— Start Records for processing —
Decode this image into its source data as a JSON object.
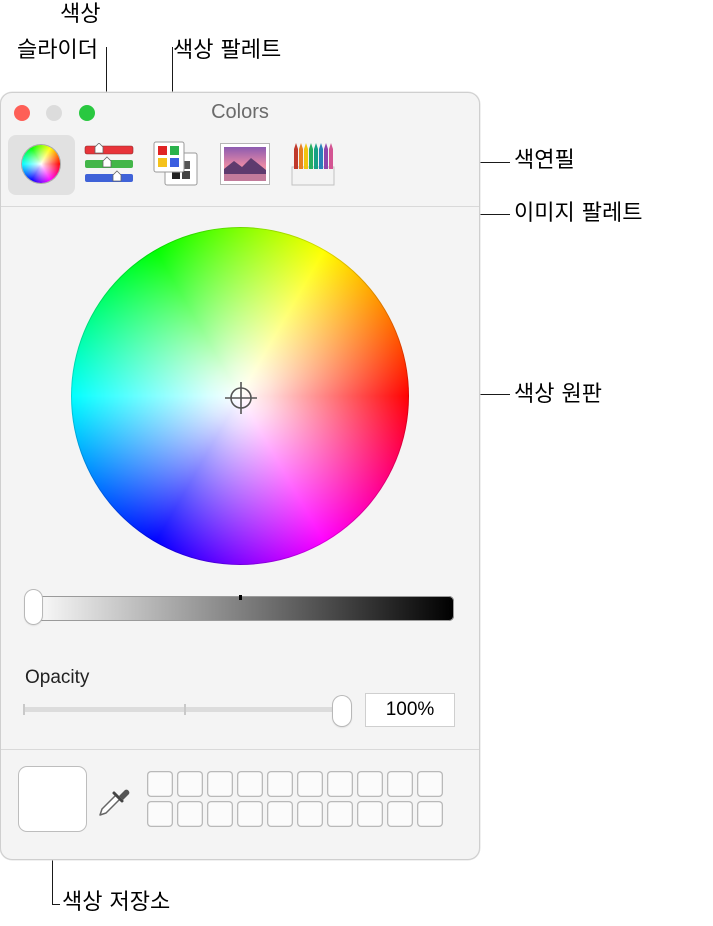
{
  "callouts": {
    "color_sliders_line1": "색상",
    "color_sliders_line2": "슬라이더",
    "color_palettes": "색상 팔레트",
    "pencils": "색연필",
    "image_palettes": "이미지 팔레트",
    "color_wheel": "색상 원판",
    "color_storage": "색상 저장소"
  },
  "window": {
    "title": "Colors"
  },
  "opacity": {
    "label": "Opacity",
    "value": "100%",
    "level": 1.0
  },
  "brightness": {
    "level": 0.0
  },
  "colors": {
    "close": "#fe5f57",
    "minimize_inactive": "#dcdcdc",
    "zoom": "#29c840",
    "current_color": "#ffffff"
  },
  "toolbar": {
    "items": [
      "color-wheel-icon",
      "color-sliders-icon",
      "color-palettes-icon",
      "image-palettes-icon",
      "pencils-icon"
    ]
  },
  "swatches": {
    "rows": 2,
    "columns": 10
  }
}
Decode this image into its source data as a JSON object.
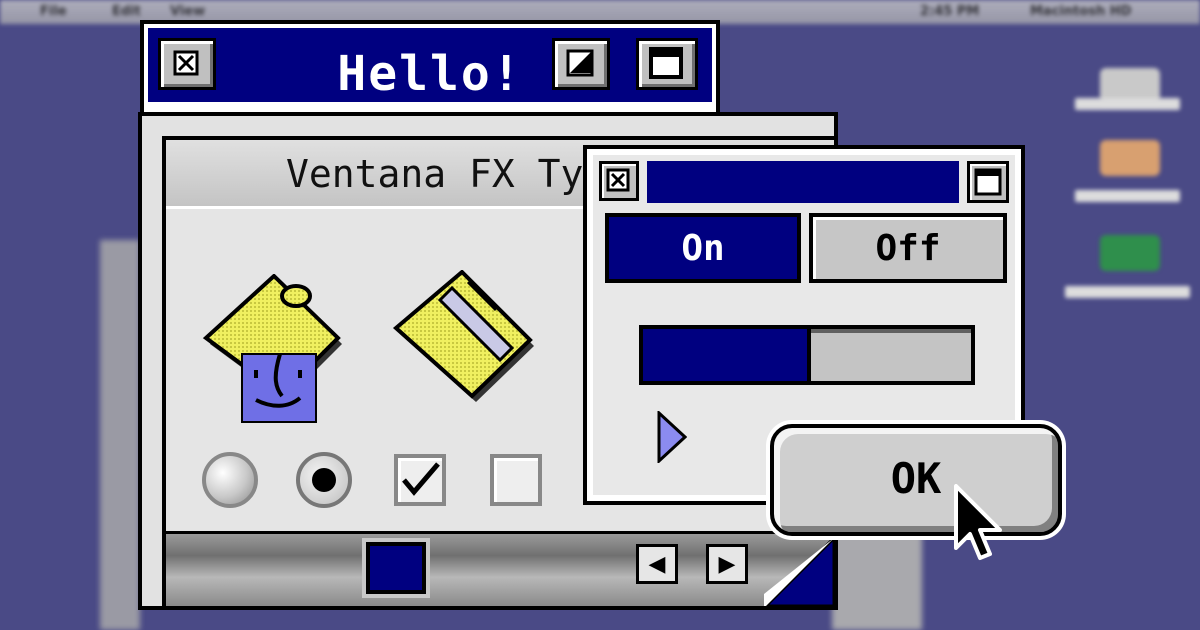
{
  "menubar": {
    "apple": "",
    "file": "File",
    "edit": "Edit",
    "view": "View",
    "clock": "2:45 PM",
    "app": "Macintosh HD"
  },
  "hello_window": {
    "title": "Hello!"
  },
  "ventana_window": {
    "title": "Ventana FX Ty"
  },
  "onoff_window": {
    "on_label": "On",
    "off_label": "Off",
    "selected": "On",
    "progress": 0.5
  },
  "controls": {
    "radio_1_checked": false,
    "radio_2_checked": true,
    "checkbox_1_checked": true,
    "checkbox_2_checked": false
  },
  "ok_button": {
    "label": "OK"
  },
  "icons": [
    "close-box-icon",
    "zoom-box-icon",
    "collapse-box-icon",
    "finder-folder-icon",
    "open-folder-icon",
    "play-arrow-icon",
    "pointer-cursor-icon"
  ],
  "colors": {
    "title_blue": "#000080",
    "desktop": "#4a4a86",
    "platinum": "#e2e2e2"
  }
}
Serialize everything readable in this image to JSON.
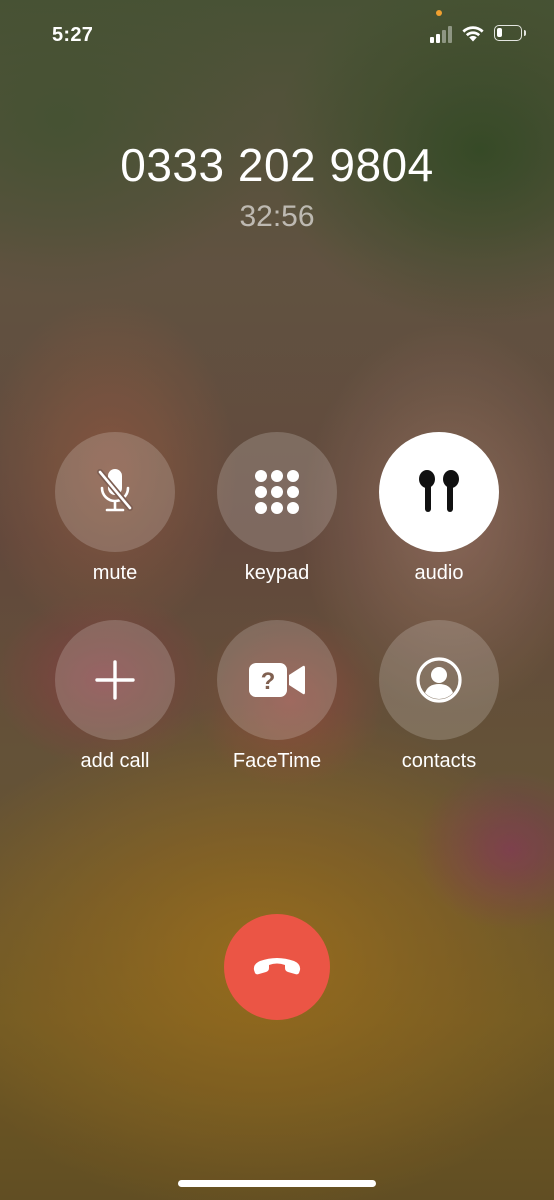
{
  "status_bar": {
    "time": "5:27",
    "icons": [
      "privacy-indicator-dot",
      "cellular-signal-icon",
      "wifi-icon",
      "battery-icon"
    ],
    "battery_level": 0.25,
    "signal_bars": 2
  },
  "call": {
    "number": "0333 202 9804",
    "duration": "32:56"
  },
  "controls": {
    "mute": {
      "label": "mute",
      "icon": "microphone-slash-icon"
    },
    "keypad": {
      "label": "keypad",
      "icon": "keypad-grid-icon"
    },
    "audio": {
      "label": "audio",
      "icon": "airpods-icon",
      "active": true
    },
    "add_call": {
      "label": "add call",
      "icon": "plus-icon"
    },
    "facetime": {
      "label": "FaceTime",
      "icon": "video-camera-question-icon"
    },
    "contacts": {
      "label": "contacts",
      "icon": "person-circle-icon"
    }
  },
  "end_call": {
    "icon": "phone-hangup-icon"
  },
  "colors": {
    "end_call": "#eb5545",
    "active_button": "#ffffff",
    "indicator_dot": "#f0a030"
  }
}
— End Records for processing —
_Task goal_:
Find and copy each line above that includes the string "keypad".

_Final result_:
    "keypad": {
      "label": "keypad",
      "icon": "keypad-grid-icon"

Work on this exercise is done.